§ GIVEN EXERCISE: Extract each line of the data and write it out again exactly.
[BEGIN STORED RECORDS]
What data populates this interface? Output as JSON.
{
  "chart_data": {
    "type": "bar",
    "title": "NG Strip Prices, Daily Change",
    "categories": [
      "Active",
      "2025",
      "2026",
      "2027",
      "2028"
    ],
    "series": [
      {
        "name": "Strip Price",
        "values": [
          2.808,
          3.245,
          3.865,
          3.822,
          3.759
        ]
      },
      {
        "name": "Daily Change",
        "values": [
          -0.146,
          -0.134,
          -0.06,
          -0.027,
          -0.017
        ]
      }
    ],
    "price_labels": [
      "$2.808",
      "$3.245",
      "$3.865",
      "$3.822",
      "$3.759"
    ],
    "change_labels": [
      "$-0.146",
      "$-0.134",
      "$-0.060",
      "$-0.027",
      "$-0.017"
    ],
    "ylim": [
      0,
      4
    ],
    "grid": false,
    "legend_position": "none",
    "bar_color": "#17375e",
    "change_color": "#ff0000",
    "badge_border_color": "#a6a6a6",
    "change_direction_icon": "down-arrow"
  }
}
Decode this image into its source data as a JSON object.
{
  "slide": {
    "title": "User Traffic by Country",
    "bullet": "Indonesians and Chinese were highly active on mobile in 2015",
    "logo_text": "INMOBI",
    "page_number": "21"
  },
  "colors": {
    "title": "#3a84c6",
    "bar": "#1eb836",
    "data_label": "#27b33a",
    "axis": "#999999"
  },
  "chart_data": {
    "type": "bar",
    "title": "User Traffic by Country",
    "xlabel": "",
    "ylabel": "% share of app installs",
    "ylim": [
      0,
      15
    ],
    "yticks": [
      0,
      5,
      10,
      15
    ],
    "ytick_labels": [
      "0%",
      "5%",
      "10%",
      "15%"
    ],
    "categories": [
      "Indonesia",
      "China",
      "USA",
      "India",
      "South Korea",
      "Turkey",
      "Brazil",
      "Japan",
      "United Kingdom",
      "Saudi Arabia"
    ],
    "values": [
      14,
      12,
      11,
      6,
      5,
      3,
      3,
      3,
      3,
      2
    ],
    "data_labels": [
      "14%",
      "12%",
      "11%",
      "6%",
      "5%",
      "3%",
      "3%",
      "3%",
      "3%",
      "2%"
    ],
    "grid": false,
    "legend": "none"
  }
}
[END STORED RECORDS]
§ TASK SOLUTION:
What data populates this interface? Output as JSON.
{
  "chart_data": {
    "type": "bar",
    "title": "NG Strip Prices, Daily Change",
    "categories": [
      "Active",
      "2025",
      "2026",
      "2027",
      "2028"
    ],
    "series": [
      {
        "name": "Strip Price",
        "values": [
          2.808,
          3.245,
          3.865,
          3.822,
          3.759
        ]
      },
      {
        "name": "Daily Change",
        "values": [
          -0.146,
          -0.134,
          -0.06,
          -0.027,
          -0.017
        ]
      }
    ],
    "price_labels": [
      "$2.808",
      "$3.245",
      "$3.865",
      "$3.822",
      "$3.759"
    ],
    "change_labels": [
      "$-0.146",
      "$-0.134",
      "$-0.060",
      "$-0.027",
      "$-0.017"
    ],
    "ylim": [
      0,
      4
    ],
    "grid": false,
    "legend_position": "none",
    "bar_color": "#17375e",
    "change_color": "#ff0000",
    "badge_border_color": "#a6a6a6",
    "change_direction_icon": "down-arrow"
  }
}
Decode this image into its source data as a JSON object.
{
  "slide": {
    "title": "User Traffic by Country",
    "bullet": "Indonesians and Chinese were highly active on mobile in 2015",
    "logo_text": "INMOBI",
    "page_number": "21"
  },
  "colors": {
    "title": "#3a84c6",
    "bar": "#1eb836",
    "data_label": "#27b33a",
    "axis": "#999999"
  },
  "chart_data": {
    "type": "bar",
    "title": "User Traffic by Country",
    "xlabel": "",
    "ylabel": "% share of app installs",
    "ylim": [
      0,
      15
    ],
    "yticks": [
      0,
      5,
      10,
      15
    ],
    "ytick_labels": [
      "0%",
      "5%",
      "10%",
      "15%"
    ],
    "categories": [
      "Indonesia",
      "China",
      "USA",
      "India",
      "South Korea",
      "Turkey",
      "Brazil",
      "Japan",
      "United Kingdom",
      "Saudi Arabia"
    ],
    "values": [
      14,
      12,
      11,
      6,
      5,
      3,
      3,
      3,
      3,
      2
    ],
    "data_labels": [
      "14%",
      "12%",
      "11%",
      "6%",
      "5%",
      "3%",
      "3%",
      "3%",
      "3%",
      "2%"
    ],
    "grid": false,
    "legend": "none"
  }
}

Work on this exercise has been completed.